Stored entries
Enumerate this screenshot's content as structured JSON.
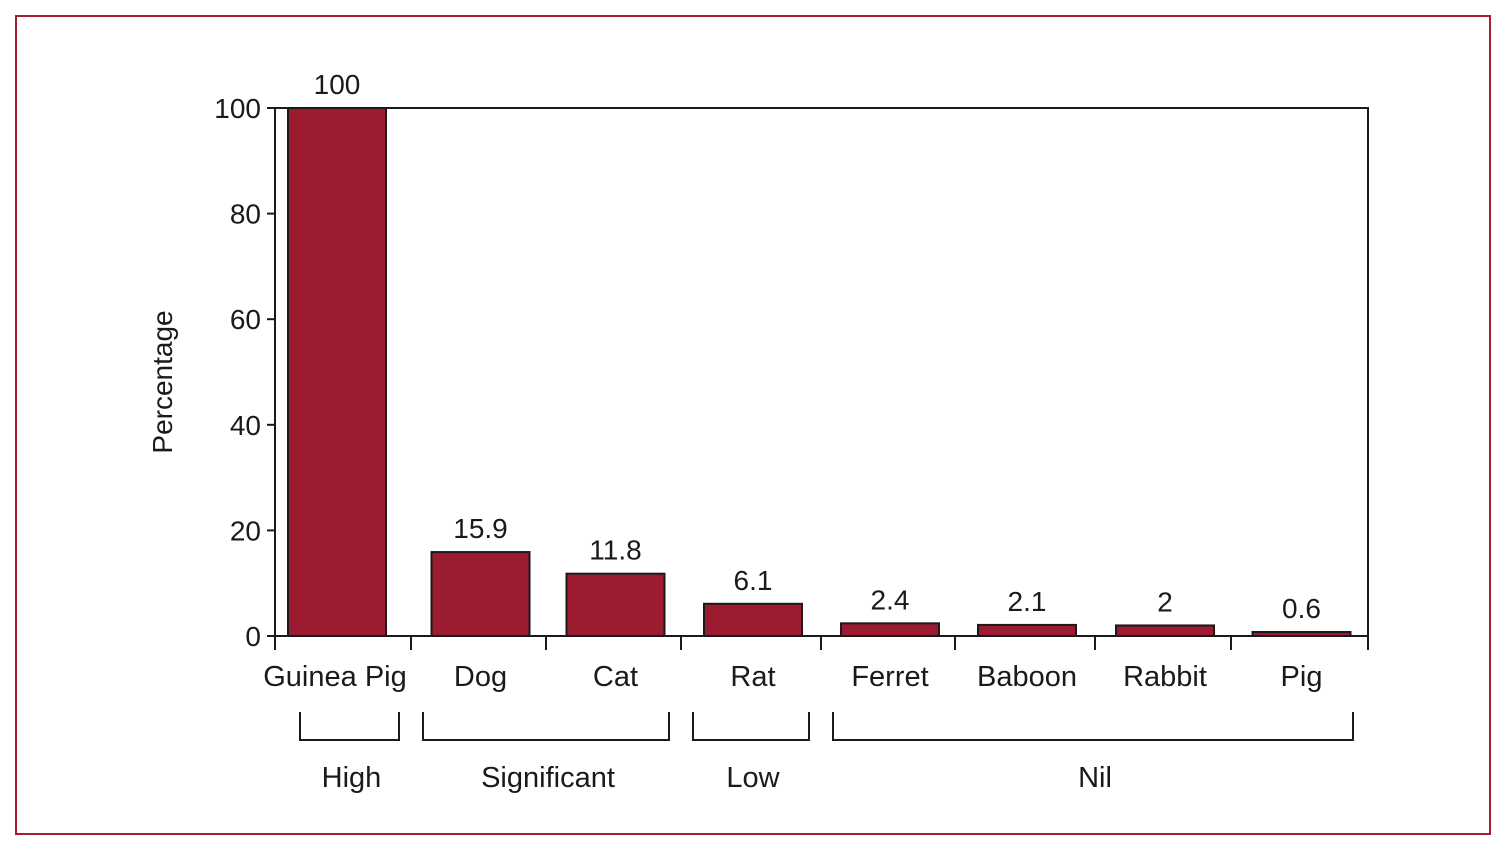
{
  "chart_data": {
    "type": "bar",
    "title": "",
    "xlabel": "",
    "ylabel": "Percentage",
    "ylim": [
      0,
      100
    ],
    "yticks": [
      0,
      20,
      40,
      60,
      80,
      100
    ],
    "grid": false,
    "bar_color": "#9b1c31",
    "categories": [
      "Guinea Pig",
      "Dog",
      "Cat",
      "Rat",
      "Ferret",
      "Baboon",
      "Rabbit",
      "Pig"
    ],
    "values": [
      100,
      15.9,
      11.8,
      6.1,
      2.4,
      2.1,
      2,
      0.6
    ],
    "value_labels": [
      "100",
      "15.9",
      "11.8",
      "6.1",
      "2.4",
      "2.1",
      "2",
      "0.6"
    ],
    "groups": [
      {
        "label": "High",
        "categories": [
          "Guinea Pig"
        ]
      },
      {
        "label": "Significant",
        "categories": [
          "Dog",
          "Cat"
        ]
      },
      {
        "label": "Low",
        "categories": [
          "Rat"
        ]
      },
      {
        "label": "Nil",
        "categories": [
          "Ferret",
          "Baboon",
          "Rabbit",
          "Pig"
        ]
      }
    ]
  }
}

## Objective
Pictures are to be left out; repeat all the remaining data exactly.

## The solution
Enumerate this screenshot's content as structured JSON.
{
  "chart_data": {
    "type": "bar",
    "title": "",
    "xlabel": "",
    "ylabel": "Percentage",
    "ylim": [
      0,
      100
    ],
    "yticks": [
      0,
      20,
      40,
      60,
      80,
      100
    ],
    "grid": false,
    "bar_color": "#9b1c31",
    "categories": [
      "Guinea Pig",
      "Dog",
      "Cat",
      "Rat",
      "Ferret",
      "Baboon",
      "Rabbit",
      "Pig"
    ],
    "values": [
      100,
      15.9,
      11.8,
      6.1,
      2.4,
      2.1,
      2,
      0.6
    ],
    "value_labels": [
      "100",
      "15.9",
      "11.8",
      "6.1",
      "2.4",
      "2.1",
      "2",
      "0.6"
    ],
    "groups": [
      {
        "label": "High",
        "categories": [
          "Guinea Pig"
        ]
      },
      {
        "label": "Significant",
        "categories": [
          "Dog",
          "Cat"
        ]
      },
      {
        "label": "Low",
        "categories": [
          "Rat"
        ]
      },
      {
        "label": "Nil",
        "categories": [
          "Ferret",
          "Baboon",
          "Rabbit",
          "Pig"
        ]
      }
    ]
  }
}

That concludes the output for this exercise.